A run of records
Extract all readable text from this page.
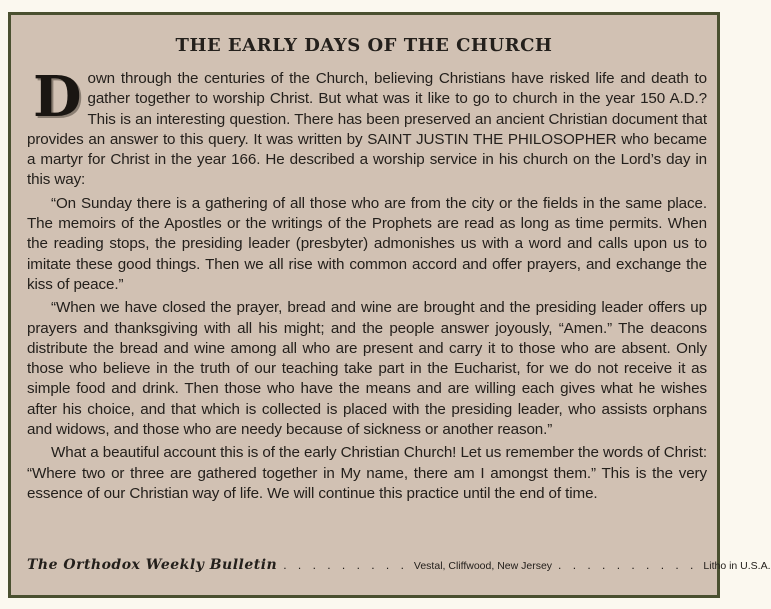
THE EARLY DAYS OF THE CHURCH

Down through the centuries of the Church, believing Christians have risked life and death to gather together to worship Christ. But what was it like to go to church in the year 150 A.D.? This is an interesting question. There has been preserved an ancient Christian document that provides an answer to this query. It was written by SAINT JUSTIN THE PHILOSOPHER who became a martyr for Christ in the year 166. He described a worship service in his church on the Lord’s day in this way:

“On Sunday there is a gathering of all those who are from the city or the fields in the same place. The memoirs of the Apostles or the writings of the Prophets are read as long as time permits. When the reading stops, the presiding leader (presbyter) admonishes us with a word and calls upon us to imitate these good things. Then we all rise with common accord and offer prayers, and exchange the kiss of peace.”

“When we have closed the prayer, bread and wine are brought and the presiding leader offers up prayers and thanksgiving with all his might; and the people answer joyously, “Amen.” The deacons distribute the bread and wine among all who are present and carry it to those who are absent. Only those who believe in the truth of our teaching take part in the Eucharist, for we do not receive it as simple food and drink. Then those who have the means and are willing each gives what he wishes after his choice, and that which is collected is placed with the presiding leader, who assists orphans and widows, and those who are needy because of sickness or another reason.”

What a beautiful account this is of the early Christian Church! Let us remember the words of Christ: “Where two or three are gathered together in My name, there am I amongst them.” This is the very essence of our Christian way of life. We will continue this practice until the end of time.

The Orthodox Weekly Bulletin . . . . . . . . . Vestal, Cliffwood, New Jersey . . . . . . . . . . Litho in U.S.A.
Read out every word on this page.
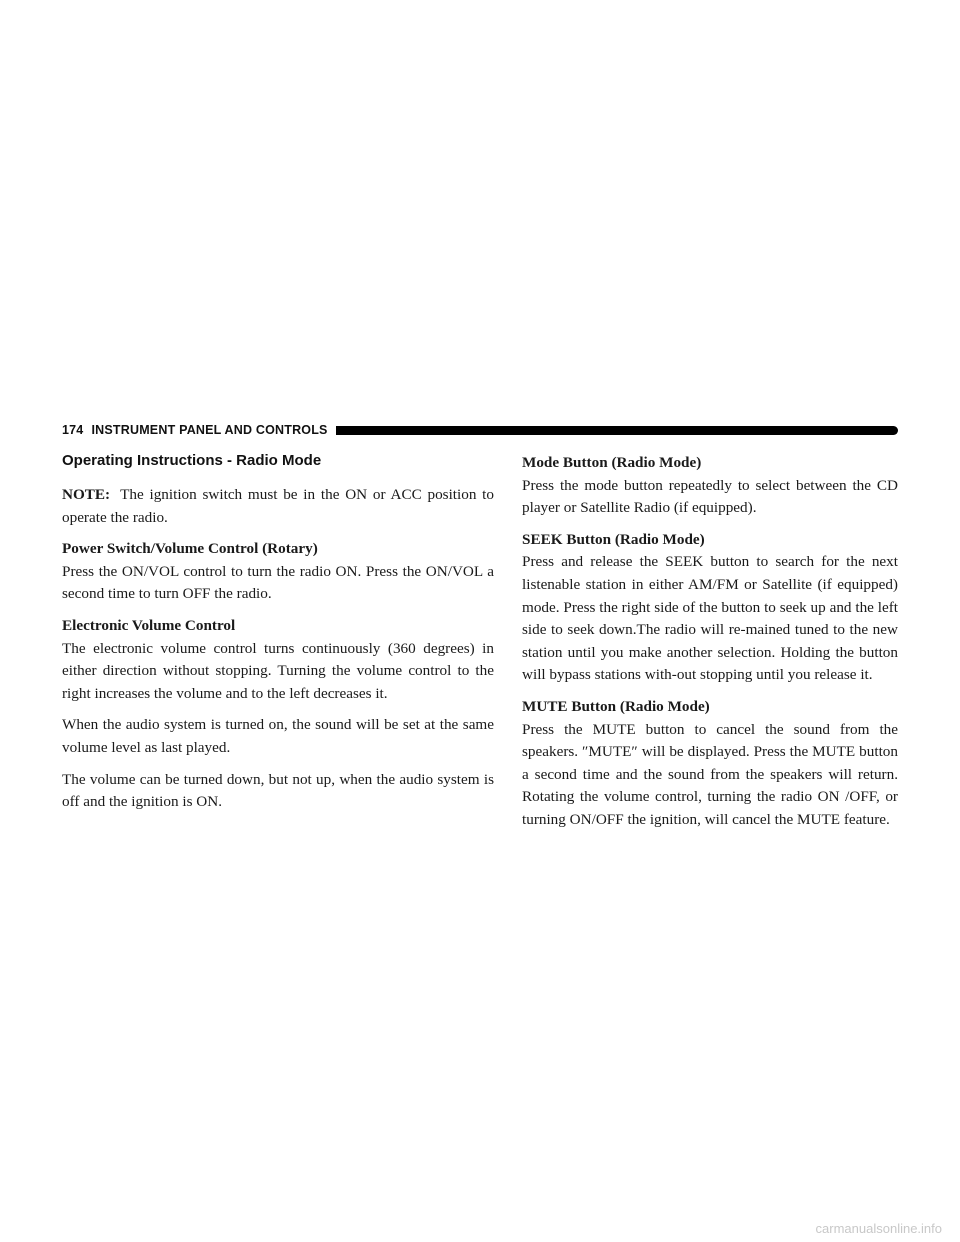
174 INSTRUMENT PANEL AND CONTROLS
Operating Instructions - Radio Mode

NOTE: The ignition switch must be in the ON or ACC position to operate the radio.

Power Switch/Volume Control (Rotary)

Press the ON/VOL control to turn the radio ON. Press the ON/VOL a second time to turn OFF the radio.

Electronic Volume Control

The electronic volume control turns continuously (360 degrees) in either direction without stopping. Turning the volume control to the right increases the volume and to the left decreases it.

When the audio system is turned on, the sound will be set at the same volume level as last played.

The volume can be turned down, but not up, when the audio system is off and the ignition is ON.

Mode Button (Radio Mode)

Press the mode button repeatedly to select between the CD player or Satellite Radio (if equipped).

SEEK Button (Radio Mode)

Press and release the SEEK button to search for the next listenable station in either AM/FM or Satellite (if equipped) mode. Press the right side of the button to seek up and the left side to seek down.The radio will re-mained tuned to the new station until you make another selection. Holding the button will bypass stations with-out stopping until you release it.

MUTE Button (Radio Mode)

Press the MUTE button to cancel the sound from the speakers. ″MUTE″ will be displayed. Press the MUTE button a second time and the sound from the speakers will return. Rotating the volume control, turning the radio ON /OFF, or turning ON/OFF the ignition, will cancel the MUTE feature.

carmanualsonline.info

### Exercise description
Leaving aside the images, write out the entries above word for word.

### Written solution
Extract all readable text from this page.
THE EARLY DAYS OF THE CHURCH

Down through the centuries of the Church, believing Christians have risked life and death to gather together to worship Christ. But what was it like to go to church in the year 150 A.D.? This is an interesting question. There has been preserved an ancient Christian document that provides an answer to this query. It was written by SAINT JUSTIN THE PHILOSOPHER who became a martyr for Christ in the year 166. He described a worship service in his church on the Lord’s day in this way:

“On Sunday there is a gathering of all those who are from the city or the fields in the same place. The memoirs of the Apostles or the writings of the Prophets are read as long as time permits. When the reading stops, the presiding leader (presbyter) admonishes us with a word and calls upon us to imitate these good things. Then we all rise with common accord and offer prayers, and exchange the kiss of peace.”

“When we have closed the prayer, bread and wine are brought and the presiding leader offers up prayers and thanksgiving with all his might; and the people answer joyously, “Amen.” The deacons distribute the bread and wine among all who are present and carry it to those who are absent. Only those who believe in the truth of our teaching take part in the Eucharist, for we do not receive it as simple food and drink. Then those who have the means and are willing each gives what he wishes after his choice, and that which is collected is placed with the presiding leader, who assists orphans and widows, and those who are needy because of sickness or another reason.”

What a beautiful account this is of the early Christian Church! Let us remember the words of Christ: “Where two or three are gathered together in My name, there am I amongst them.” This is the very essence of our Christian way of life. We will continue this practice until the end of time.

The Orthodox Weekly Bulletin . . . . . . . . . Vestal, Cliffwood, New Jersey . . . . . . . . . . Litho in U.S.A.
Read out every word on this page.
174 INSTRUMENT PANEL AND CONTROLS
Operating Instructions - Radio Mode

NOTE: The ignition switch must be in the ON or ACC position to operate the radio.

Power Switch/Volume Control (Rotary)

Press the ON/VOL control to turn the radio ON. Press the ON/VOL a second time to turn OFF the radio.

Electronic Volume Control

The electronic volume control turns continuously (360 degrees) in either direction without stopping. Turning the volume control to the right increases the volume and to the left decreases it.

When the audio system is turned on, the sound will be set at the same volume level as last played.

The volume can be turned down, but not up, when the audio system is off and the ignition is ON.

Mode Button (Radio Mode)

Press the mode button repeatedly to select between the CD player or Satellite Radio (if equipped).

SEEK Button (Radio Mode)

Press and release the SEEK button to search for the next listenable station in either AM/FM or Satellite (if equipped) mode. Press the right side of the button to seek up and the left side to seek down.The radio will re-mained tuned to the new station until you make another selection. Holding the button will bypass stations with-out stopping until you release it.

MUTE Button (Radio Mode)

Press the MUTE button to cancel the sound from the speakers. ″MUTE″ will be displayed. Press the MUTE button a second time and the sound from the speakers will return. Rotating the volume control, turning the radio ON /OFF, or turning ON/OFF the ignition, will cancel the MUTE feature.

carmanualsonline.info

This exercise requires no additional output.